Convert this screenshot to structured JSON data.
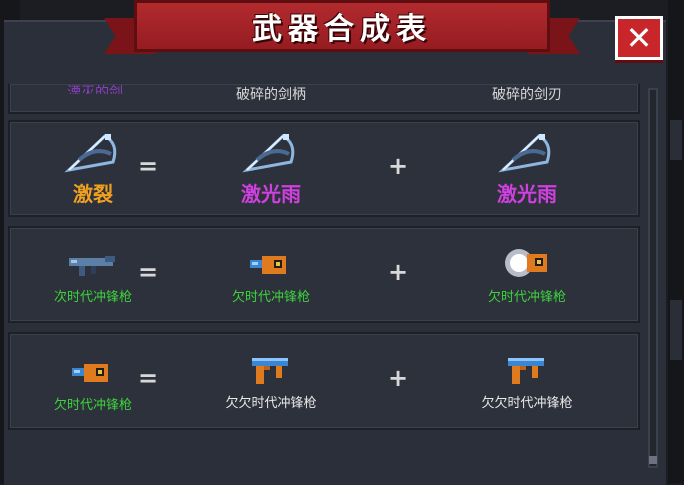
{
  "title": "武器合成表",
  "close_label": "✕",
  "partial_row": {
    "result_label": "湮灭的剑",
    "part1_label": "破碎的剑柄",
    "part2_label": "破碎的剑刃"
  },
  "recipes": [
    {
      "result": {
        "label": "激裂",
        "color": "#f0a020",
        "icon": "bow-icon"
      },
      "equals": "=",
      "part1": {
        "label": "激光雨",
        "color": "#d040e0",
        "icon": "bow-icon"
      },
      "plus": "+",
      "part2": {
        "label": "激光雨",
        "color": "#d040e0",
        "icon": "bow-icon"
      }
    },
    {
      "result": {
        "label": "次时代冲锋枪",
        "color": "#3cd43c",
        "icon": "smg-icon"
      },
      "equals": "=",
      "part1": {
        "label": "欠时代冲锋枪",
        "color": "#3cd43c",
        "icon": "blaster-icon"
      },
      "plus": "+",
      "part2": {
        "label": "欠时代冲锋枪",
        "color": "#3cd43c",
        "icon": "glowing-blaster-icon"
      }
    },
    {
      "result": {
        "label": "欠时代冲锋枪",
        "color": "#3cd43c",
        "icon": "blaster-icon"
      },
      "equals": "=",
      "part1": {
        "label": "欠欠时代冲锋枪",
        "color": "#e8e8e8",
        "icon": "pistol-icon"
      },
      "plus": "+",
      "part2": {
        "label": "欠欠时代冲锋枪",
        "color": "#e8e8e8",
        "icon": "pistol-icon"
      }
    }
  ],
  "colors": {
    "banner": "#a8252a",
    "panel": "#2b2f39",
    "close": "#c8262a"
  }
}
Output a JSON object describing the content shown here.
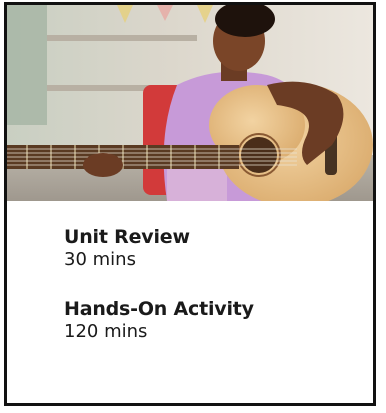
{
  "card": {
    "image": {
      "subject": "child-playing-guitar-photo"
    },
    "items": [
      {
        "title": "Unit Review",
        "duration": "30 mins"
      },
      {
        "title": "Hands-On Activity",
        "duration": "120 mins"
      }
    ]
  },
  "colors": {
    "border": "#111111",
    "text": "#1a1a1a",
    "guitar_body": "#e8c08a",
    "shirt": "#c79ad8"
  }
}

◆ ◆ ◆ ◆ ◆

PROBLEM: Print every entry above again without changing a word, and omit the pictures.

THE RESULT:
Convert this screenshot to structured JSON data.
{
  "title": "武器合成表",
  "close_label": "✕",
  "partial_row": {
    "result_label": "湮灭的剑",
    "part1_label": "破碎的剑柄",
    "part2_label": "破碎的剑刃"
  },
  "recipes": [
    {
      "result": {
        "label": "激裂",
        "color": "#f0a020",
        "icon": "bow-icon"
      },
      "equals": "=",
      "part1": {
        "label": "激光雨",
        "color": "#d040e0",
        "icon": "bow-icon"
      },
      "plus": "+",
      "part2": {
        "label": "激光雨",
        "color": "#d040e0",
        "icon": "bow-icon"
      }
    },
    {
      "result": {
        "label": "次时代冲锋枪",
        "color": "#3cd43c",
        "icon": "smg-icon"
      },
      "equals": "=",
      "part1": {
        "label": "欠时代冲锋枪",
        "color": "#3cd43c",
        "icon": "blaster-icon"
      },
      "plus": "+",
      "part2": {
        "label": "欠时代冲锋枪",
        "color": "#3cd43c",
        "icon": "glowing-blaster-icon"
      }
    },
    {
      "result": {
        "label": "欠时代冲锋枪",
        "color": "#3cd43c",
        "icon": "blaster-icon"
      },
      "equals": "=",
      "part1": {
        "label": "欠欠时代冲锋枪",
        "color": "#e8e8e8",
        "icon": "pistol-icon"
      },
      "plus": "+",
      "part2": {
        "label": "欠欠时代冲锋枪",
        "color": "#e8e8e8",
        "icon": "pistol-icon"
      }
    }
  ],
  "colors": {
    "banner": "#a8252a",
    "panel": "#2b2f39",
    "close": "#c8262a"
  }
}
Output a JSON object describing the content shown here.
{
  "card": {
    "image": {
      "subject": "child-playing-guitar-photo"
    },
    "items": [
      {
        "title": "Unit Review",
        "duration": "30 mins"
      },
      {
        "title": "Hands-On Activity",
        "duration": "120 mins"
      }
    ]
  },
  "colors": {
    "border": "#111111",
    "text": "#1a1a1a",
    "guitar_body": "#e8c08a",
    "shirt": "#c79ad8"
  }
}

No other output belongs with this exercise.